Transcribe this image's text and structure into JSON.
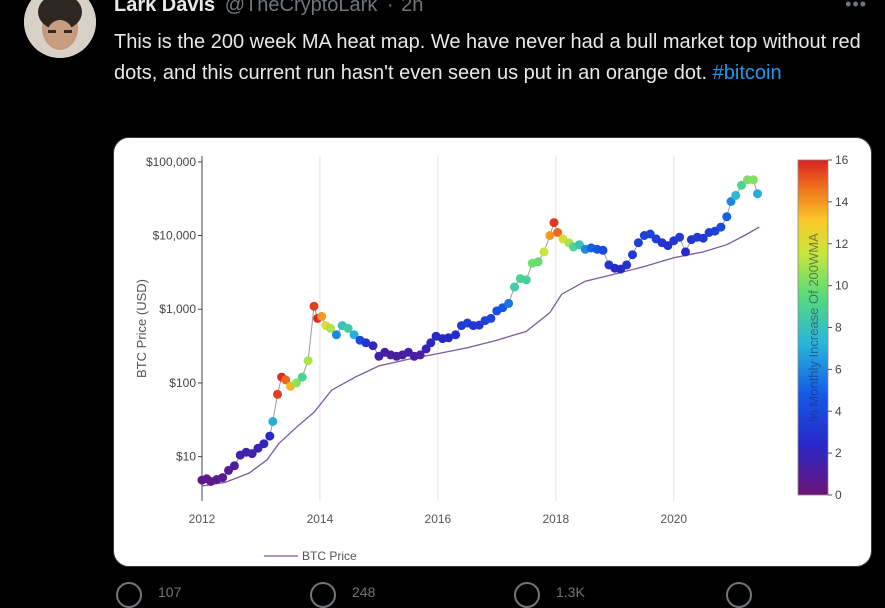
{
  "tweet": {
    "author_name": "Lark Davis",
    "author_handle": "@TheCryptoLark",
    "separator": "·",
    "time": "2h",
    "text_before": "This is the 200 week MA heat map. We have never had a bull market top without red dots, and this current run hasn't even seen us put in an orange dot.",
    "hashtag": "#bitcoin"
  },
  "colors": {
    "background": "#000000",
    "text": "#e7e9ea",
    "muted": "#71767b",
    "link": "#1d9bf0"
  },
  "chart_data": {
    "type": "scatter",
    "ylabel": "BTC Price (USD)",
    "colorbar_label": "% Monthly Increase Of 200WMA",
    "yscale": "log",
    "ylim": [
      2.5,
      120000
    ],
    "xlim": [
      2012.0,
      2021.7
    ],
    "x_ticks": [
      "2012",
      "2014",
      "2016",
      "2018",
      "2020"
    ],
    "y_ticks": [
      "$10",
      "$100",
      "$1,000",
      "$10,000",
      "$100,000"
    ],
    "colorbar_ticks": [
      "0",
      "2",
      "4",
      "6",
      "8",
      "10",
      "12",
      "14",
      "16"
    ],
    "colorbar_range": [
      0,
      16
    ],
    "legend": [
      "BTC Price"
    ],
    "legend_position": "bottom-left",
    "grid": "vertical",
    "series": [
      {
        "kind": "price_dots",
        "points": [
          [
            2012.0,
            4.8,
            0.5
          ],
          [
            2012.08,
            5.0,
            0.6
          ],
          [
            2012.15,
            4.6,
            0.5
          ],
          [
            2012.25,
            4.9,
            0.7
          ],
          [
            2012.35,
            5.2,
            0.8
          ],
          [
            2012.45,
            6.5,
            1.0
          ],
          [
            2012.55,
            7.5,
            1.2
          ],
          [
            2012.65,
            10.5,
            1.5
          ],
          [
            2012.75,
            11.5,
            1.6
          ],
          [
            2012.85,
            11,
            1.5
          ],
          [
            2012.95,
            13,
            1.8
          ],
          [
            2013.05,
            15,
            2.0
          ],
          [
            2013.15,
            19,
            2.4
          ],
          [
            2013.2,
            30,
            7.0
          ],
          [
            2013.28,
            70,
            15.5
          ],
          [
            2013.35,
            120,
            15.8
          ],
          [
            2013.42,
            110,
            14.8
          ],
          [
            2013.5,
            90,
            13.5
          ],
          [
            2013.6,
            100,
            10.5
          ],
          [
            2013.7,
            120,
            9.0
          ],
          [
            2013.8,
            200,
            11.0
          ],
          [
            2013.9,
            1100,
            15.5
          ],
          [
            2013.96,
            750,
            15.8
          ],
          [
            2014.03,
            800,
            14.0
          ],
          [
            2014.1,
            600,
            12.0
          ],
          [
            2014.18,
            550,
            11.0
          ],
          [
            2014.28,
            450,
            6.0
          ],
          [
            2014.38,
            600,
            8.0
          ],
          [
            2014.48,
            550,
            8.5
          ],
          [
            2014.58,
            450,
            7.0
          ],
          [
            2014.68,
            380,
            4.0
          ],
          [
            2014.78,
            350,
            3.0
          ],
          [
            2014.9,
            320,
            2.0
          ],
          [
            2015.0,
            230,
            1.5
          ],
          [
            2015.1,
            260,
            1.4
          ],
          [
            2015.2,
            240,
            1.3
          ],
          [
            2015.3,
            230,
            1.2
          ],
          [
            2015.4,
            240,
            1.3
          ],
          [
            2015.5,
            260,
            1.5
          ],
          [
            2015.6,
            230,
            1.2
          ],
          [
            2015.7,
            240,
            1.3
          ],
          [
            2015.8,
            290,
            1.8
          ],
          [
            2015.88,
            350,
            2.2
          ],
          [
            2015.97,
            430,
            2.5
          ],
          [
            2016.08,
            400,
            2.3
          ],
          [
            2016.18,
            410,
            2.4
          ],
          [
            2016.3,
            450,
            2.6
          ],
          [
            2016.4,
            600,
            3.2
          ],
          [
            2016.5,
            650,
            3.4
          ],
          [
            2016.6,
            600,
            3.0
          ],
          [
            2016.7,
            610,
            3.1
          ],
          [
            2016.8,
            700,
            3.5
          ],
          [
            2016.9,
            750,
            3.7
          ],
          [
            2017.0,
            950,
            4.2
          ],
          [
            2017.1,
            1050,
            4.5
          ],
          [
            2017.2,
            1200,
            5.5
          ],
          [
            2017.3,
            2000,
            8.5
          ],
          [
            2017.4,
            2600,
            9.0
          ],
          [
            2017.5,
            2500,
            8.8
          ],
          [
            2017.6,
            4200,
            10.0
          ],
          [
            2017.7,
            4400,
            9.8
          ],
          [
            2017.8,
            6000,
            11.5
          ],
          [
            2017.9,
            10000,
            14.0
          ],
          [
            2017.97,
            15000,
            15.6
          ],
          [
            2018.03,
            11000,
            14.8
          ],
          [
            2018.12,
            9000,
            12.0
          ],
          [
            2018.22,
            8000,
            11.0
          ],
          [
            2018.3,
            7000,
            9.0
          ],
          [
            2018.4,
            7500,
            8.0
          ],
          [
            2018.5,
            6500,
            6.0
          ],
          [
            2018.6,
            6800,
            5.0
          ],
          [
            2018.7,
            6500,
            4.5
          ],
          [
            2018.8,
            6300,
            4.0
          ],
          [
            2018.9,
            4000,
            3.0
          ],
          [
            2019.0,
            3600,
            2.5
          ],
          [
            2019.1,
            3500,
            2.5
          ],
          [
            2019.2,
            4000,
            2.8
          ],
          [
            2019.3,
            5500,
            3.2
          ],
          [
            2019.4,
            8000,
            3.5
          ],
          [
            2019.5,
            10000,
            3.6
          ],
          [
            2019.6,
            10500,
            3.7
          ],
          [
            2019.7,
            9000,
            3.4
          ],
          [
            2019.8,
            8000,
            3.0
          ],
          [
            2019.9,
            7300,
            2.8
          ],
          [
            2020.0,
            8500,
            3.0
          ],
          [
            2020.1,
            9500,
            3.3
          ],
          [
            2020.2,
            6000,
            2.5
          ],
          [
            2020.3,
            8800,
            3.0
          ],
          [
            2020.4,
            9500,
            3.2
          ],
          [
            2020.5,
            9200,
            3.1
          ],
          [
            2020.6,
            11000,
            3.5
          ],
          [
            2020.7,
            11500,
            3.6
          ],
          [
            2020.8,
            13000,
            4.0
          ],
          [
            2020.9,
            18000,
            5.0
          ],
          [
            2020.97,
            29000,
            6.0
          ],
          [
            2021.05,
            35000,
            7.5
          ],
          [
            2021.15,
            48000,
            9.0
          ],
          [
            2021.25,
            57000,
            10.2
          ],
          [
            2021.35,
            57000,
            10.3
          ],
          [
            2021.42,
            37000,
            7.0
          ]
        ]
      },
      {
        "kind": "ma_200w",
        "points": [
          [
            2012.0,
            4.0
          ],
          [
            2012.4,
            4.5
          ],
          [
            2012.8,
            6.0
          ],
          [
            2013.1,
            9.0
          ],
          [
            2013.3,
            15
          ],
          [
            2013.6,
            25
          ],
          [
            2013.9,
            40
          ],
          [
            2014.2,
            80
          ],
          [
            2014.6,
            120
          ],
          [
            2015.0,
            170
          ],
          [
            2015.5,
            210
          ],
          [
            2016.0,
            250
          ],
          [
            2016.5,
            300
          ],
          [
            2017.0,
            380
          ],
          [
            2017.5,
            500
          ],
          [
            2017.9,
            900
          ],
          [
            2018.1,
            1600
          ],
          [
            2018.5,
            2400
          ],
          [
            2019.0,
            3000
          ],
          [
            2019.5,
            3800
          ],
          [
            2020.0,
            5000
          ],
          [
            2020.5,
            6000
          ],
          [
            2020.9,
            7500
          ],
          [
            2021.2,
            10000
          ],
          [
            2021.45,
            13000
          ]
        ]
      }
    ]
  },
  "action_counts": [
    "107",
    "248",
    "1.3K"
  ]
}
----------------
Leave out all pictures, then copy the remaining material exactly.

Transcribe this image's text and structure into JSON.
{
  "tweet": {
    "author_name": "Lark Davis",
    "author_handle": "@TheCryptoLark",
    "separator": "·",
    "time": "2h",
    "text_before": "This is the 200 week MA heat map. We have never had a bull market top without red dots, and this current run hasn't even seen us put in an orange dot.",
    "hashtag": "#bitcoin"
  },
  "colors": {
    "background": "#000000",
    "text": "#e7e9ea",
    "muted": "#71767b",
    "link": "#1d9bf0"
  },
  "chart_data": {
    "type": "scatter",
    "ylabel": "BTC Price (USD)",
    "colorbar_label": "% Monthly Increase Of 200WMA",
    "yscale": "log",
    "ylim": [
      2.5,
      120000
    ],
    "xlim": [
      2012.0,
      2021.7
    ],
    "x_ticks": [
      "2012",
      "2014",
      "2016",
      "2018",
      "2020"
    ],
    "y_ticks": [
      "$10",
      "$100",
      "$1,000",
      "$10,000",
      "$100,000"
    ],
    "colorbar_ticks": [
      "0",
      "2",
      "4",
      "6",
      "8",
      "10",
      "12",
      "14",
      "16"
    ],
    "colorbar_range": [
      0,
      16
    ],
    "legend": [
      "BTC Price"
    ],
    "legend_position": "bottom-left",
    "grid": "vertical",
    "series": [
      {
        "kind": "price_dots",
        "points": [
          [
            2012.0,
            4.8,
            0.5
          ],
          [
            2012.08,
            5.0,
            0.6
          ],
          [
            2012.15,
            4.6,
            0.5
          ],
          [
            2012.25,
            4.9,
            0.7
          ],
          [
            2012.35,
            5.2,
            0.8
          ],
          [
            2012.45,
            6.5,
            1.0
          ],
          [
            2012.55,
            7.5,
            1.2
          ],
          [
            2012.65,
            10.5,
            1.5
          ],
          [
            2012.75,
            11.5,
            1.6
          ],
          [
            2012.85,
            11,
            1.5
          ],
          [
            2012.95,
            13,
            1.8
          ],
          [
            2013.05,
            15,
            2.0
          ],
          [
            2013.15,
            19,
            2.4
          ],
          [
            2013.2,
            30,
            7.0
          ],
          [
            2013.28,
            70,
            15.5
          ],
          [
            2013.35,
            120,
            15.8
          ],
          [
            2013.42,
            110,
            14.8
          ],
          [
            2013.5,
            90,
            13.5
          ],
          [
            2013.6,
            100,
            10.5
          ],
          [
            2013.7,
            120,
            9.0
          ],
          [
            2013.8,
            200,
            11.0
          ],
          [
            2013.9,
            1100,
            15.5
          ],
          [
            2013.96,
            750,
            15.8
          ],
          [
            2014.03,
            800,
            14.0
          ],
          [
            2014.1,
            600,
            12.0
          ],
          [
            2014.18,
            550,
            11.0
          ],
          [
            2014.28,
            450,
            6.0
          ],
          [
            2014.38,
            600,
            8.0
          ],
          [
            2014.48,
            550,
            8.5
          ],
          [
            2014.58,
            450,
            7.0
          ],
          [
            2014.68,
            380,
            4.0
          ],
          [
            2014.78,
            350,
            3.0
          ],
          [
            2014.9,
            320,
            2.0
          ],
          [
            2015.0,
            230,
            1.5
          ],
          [
            2015.1,
            260,
            1.4
          ],
          [
            2015.2,
            240,
            1.3
          ],
          [
            2015.3,
            230,
            1.2
          ],
          [
            2015.4,
            240,
            1.3
          ],
          [
            2015.5,
            260,
            1.5
          ],
          [
            2015.6,
            230,
            1.2
          ],
          [
            2015.7,
            240,
            1.3
          ],
          [
            2015.8,
            290,
            1.8
          ],
          [
            2015.88,
            350,
            2.2
          ],
          [
            2015.97,
            430,
            2.5
          ],
          [
            2016.08,
            400,
            2.3
          ],
          [
            2016.18,
            410,
            2.4
          ],
          [
            2016.3,
            450,
            2.6
          ],
          [
            2016.4,
            600,
            3.2
          ],
          [
            2016.5,
            650,
            3.4
          ],
          [
            2016.6,
            600,
            3.0
          ],
          [
            2016.7,
            610,
            3.1
          ],
          [
            2016.8,
            700,
            3.5
          ],
          [
            2016.9,
            750,
            3.7
          ],
          [
            2017.0,
            950,
            4.2
          ],
          [
            2017.1,
            1050,
            4.5
          ],
          [
            2017.2,
            1200,
            5.5
          ],
          [
            2017.3,
            2000,
            8.5
          ],
          [
            2017.4,
            2600,
            9.0
          ],
          [
            2017.5,
            2500,
            8.8
          ],
          [
            2017.6,
            4200,
            10.0
          ],
          [
            2017.7,
            4400,
            9.8
          ],
          [
            2017.8,
            6000,
            11.5
          ],
          [
            2017.9,
            10000,
            14.0
          ],
          [
            2017.97,
            15000,
            15.6
          ],
          [
            2018.03,
            11000,
            14.8
          ],
          [
            2018.12,
            9000,
            12.0
          ],
          [
            2018.22,
            8000,
            11.0
          ],
          [
            2018.3,
            7000,
            9.0
          ],
          [
            2018.4,
            7500,
            8.0
          ],
          [
            2018.5,
            6500,
            6.0
          ],
          [
            2018.6,
            6800,
            5.0
          ],
          [
            2018.7,
            6500,
            4.5
          ],
          [
            2018.8,
            6300,
            4.0
          ],
          [
            2018.9,
            4000,
            3.0
          ],
          [
            2019.0,
            3600,
            2.5
          ],
          [
            2019.1,
            3500,
            2.5
          ],
          [
            2019.2,
            4000,
            2.8
          ],
          [
            2019.3,
            5500,
            3.2
          ],
          [
            2019.4,
            8000,
            3.5
          ],
          [
            2019.5,
            10000,
            3.6
          ],
          [
            2019.6,
            10500,
            3.7
          ],
          [
            2019.7,
            9000,
            3.4
          ],
          [
            2019.8,
            8000,
            3.0
          ],
          [
            2019.9,
            7300,
            2.8
          ],
          [
            2020.0,
            8500,
            3.0
          ],
          [
            2020.1,
            9500,
            3.3
          ],
          [
            2020.2,
            6000,
            2.5
          ],
          [
            2020.3,
            8800,
            3.0
          ],
          [
            2020.4,
            9500,
            3.2
          ],
          [
            2020.5,
            9200,
            3.1
          ],
          [
            2020.6,
            11000,
            3.5
          ],
          [
            2020.7,
            11500,
            3.6
          ],
          [
            2020.8,
            13000,
            4.0
          ],
          [
            2020.9,
            18000,
            5.0
          ],
          [
            2020.97,
            29000,
            6.0
          ],
          [
            2021.05,
            35000,
            7.5
          ],
          [
            2021.15,
            48000,
            9.0
          ],
          [
            2021.25,
            57000,
            10.2
          ],
          [
            2021.35,
            57000,
            10.3
          ],
          [
            2021.42,
            37000,
            7.0
          ]
        ]
      },
      {
        "kind": "ma_200w",
        "points": [
          [
            2012.0,
            4.0
          ],
          [
            2012.4,
            4.5
          ],
          [
            2012.8,
            6.0
          ],
          [
            2013.1,
            9.0
          ],
          [
            2013.3,
            15
          ],
          [
            2013.6,
            25
          ],
          [
            2013.9,
            40
          ],
          [
            2014.2,
            80
          ],
          [
            2014.6,
            120
          ],
          [
            2015.0,
            170
          ],
          [
            2015.5,
            210
          ],
          [
            2016.0,
            250
          ],
          [
            2016.5,
            300
          ],
          [
            2017.0,
            380
          ],
          [
            2017.5,
            500
          ],
          [
            2017.9,
            900
          ],
          [
            2018.1,
            1600
          ],
          [
            2018.5,
            2400
          ],
          [
            2019.0,
            3000
          ],
          [
            2019.5,
            3800
          ],
          [
            2020.0,
            5000
          ],
          [
            2020.5,
            6000
          ],
          [
            2020.9,
            7500
          ],
          [
            2021.2,
            10000
          ],
          [
            2021.45,
            13000
          ]
        ]
      }
    ]
  },
  "action_counts": [
    "107",
    "248",
    "1.3K"
  ]
}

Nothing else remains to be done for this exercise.